** start **
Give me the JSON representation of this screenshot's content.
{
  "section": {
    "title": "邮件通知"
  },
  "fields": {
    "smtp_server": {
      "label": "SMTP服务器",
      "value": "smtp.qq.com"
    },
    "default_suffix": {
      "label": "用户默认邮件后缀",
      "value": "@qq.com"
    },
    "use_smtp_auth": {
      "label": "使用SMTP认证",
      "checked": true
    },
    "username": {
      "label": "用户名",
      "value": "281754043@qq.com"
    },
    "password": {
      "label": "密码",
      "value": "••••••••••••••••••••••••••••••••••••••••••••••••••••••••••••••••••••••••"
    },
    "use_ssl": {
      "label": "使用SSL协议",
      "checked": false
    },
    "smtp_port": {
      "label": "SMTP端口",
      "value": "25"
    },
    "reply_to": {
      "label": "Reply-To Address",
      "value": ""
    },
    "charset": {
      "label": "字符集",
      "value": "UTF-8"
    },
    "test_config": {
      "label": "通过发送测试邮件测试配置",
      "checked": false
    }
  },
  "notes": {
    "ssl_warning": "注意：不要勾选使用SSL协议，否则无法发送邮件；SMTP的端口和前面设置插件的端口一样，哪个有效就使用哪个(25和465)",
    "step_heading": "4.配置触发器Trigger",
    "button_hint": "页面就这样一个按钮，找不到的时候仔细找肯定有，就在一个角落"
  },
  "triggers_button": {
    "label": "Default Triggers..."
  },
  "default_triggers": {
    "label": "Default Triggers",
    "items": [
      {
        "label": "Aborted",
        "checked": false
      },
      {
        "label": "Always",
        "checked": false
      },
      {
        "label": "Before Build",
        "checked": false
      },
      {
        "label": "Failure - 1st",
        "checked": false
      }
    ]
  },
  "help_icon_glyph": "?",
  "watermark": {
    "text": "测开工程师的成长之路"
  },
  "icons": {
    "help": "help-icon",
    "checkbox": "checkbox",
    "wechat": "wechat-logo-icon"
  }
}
** end **
Written instruction: Repeat all of the records above exactly as written.

Result of this exercise:
Give me the JSON representation of this screenshot's content.
{
  "section": {
    "title": "邮件通知"
  },
  "fields": {
    "smtp_server": {
      "label": "SMTP服务器",
      "value": "smtp.qq.com"
    },
    "default_suffix": {
      "label": "用户默认邮件后缀",
      "value": "@qq.com"
    },
    "use_smtp_auth": {
      "label": "使用SMTP认证",
      "checked": true
    },
    "username": {
      "label": "用户名",
      "value": "281754043@qq.com"
    },
    "password": {
      "label": "密码",
      "value": "••••••••••••••••••••••••••••••••••••••••••••••••••••••••••••••••••••••••"
    },
    "use_ssl": {
      "label": "使用SSL协议",
      "checked": false
    },
    "smtp_port": {
      "label": "SMTP端口",
      "value": "25"
    },
    "reply_to": {
      "label": "Reply-To Address",
      "value": ""
    },
    "charset": {
      "label": "字符集",
      "value": "UTF-8"
    },
    "test_config": {
      "label": "通过发送测试邮件测试配置",
      "checked": false
    }
  },
  "notes": {
    "ssl_warning": "注意：不要勾选使用SSL协议，否则无法发送邮件；SMTP的端口和前面设置插件的端口一样，哪个有效就使用哪个(25和465)",
    "step_heading": "4.配置触发器Trigger",
    "button_hint": "页面就这样一个按钮，找不到的时候仔细找肯定有，就在一个角落"
  },
  "triggers_button": {
    "label": "Default Triggers..."
  },
  "default_triggers": {
    "label": "Default Triggers",
    "items": [
      {
        "label": "Aborted",
        "checked": false
      },
      {
        "label": "Always",
        "checked": false
      },
      {
        "label": "Before Build",
        "checked": false
      },
      {
        "label": "Failure - 1st",
        "checked": false
      }
    ]
  },
  "help_icon_glyph": "?",
  "watermark": {
    "text": "测开工程师的成长之路"
  },
  "icons": {
    "help": "help-icon",
    "checkbox": "checkbox",
    "wechat": "wechat-logo-icon"
  }
}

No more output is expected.